● **Exercise instructions**:
Copy out every line that contains "brown".

_ _ _ _ _ _ _

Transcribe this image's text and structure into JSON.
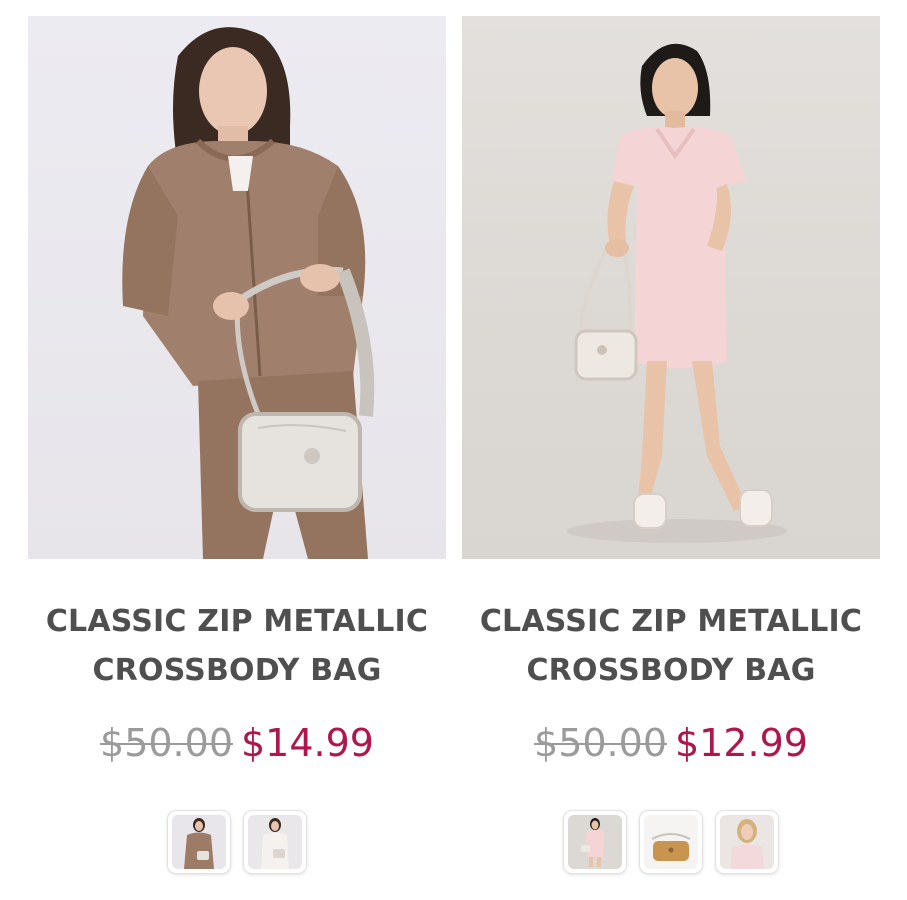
{
  "products": [
    {
      "title": "CLASSIC ZIP METALLIC\nCROSSBODY BAG",
      "old_price": "$50.00",
      "sale_price": "$14.99",
      "image": "model-brown-velour-tracksuit-with-bag",
      "swatches": [
        {
          "image": "brown-velour-model-thumb"
        },
        {
          "image": "white-outfit-model-thumb"
        }
      ]
    },
    {
      "title": "CLASSIC ZIP METALLIC\nCROSSBODY BAG",
      "old_price": "$50.00",
      "sale_price": "$12.99",
      "image": "model-pink-polo-dress-with-bag",
      "swatches": [
        {
          "image": "pink-dress-model-thumb"
        },
        {
          "image": "tan-bag-thumb"
        },
        {
          "image": "pink-top-model-thumb"
        }
      ]
    }
  ],
  "colors": {
    "title": "#4f4f4f",
    "old_price": "#9b9b9b",
    "sale_price": "#b0154c"
  }
}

_ _ _ _ _ _ _

● **Solution to this problem**:
      "image": "model-brown-velour-tracksuit-with-bag",
          "image": "brown-velour-model-thumb"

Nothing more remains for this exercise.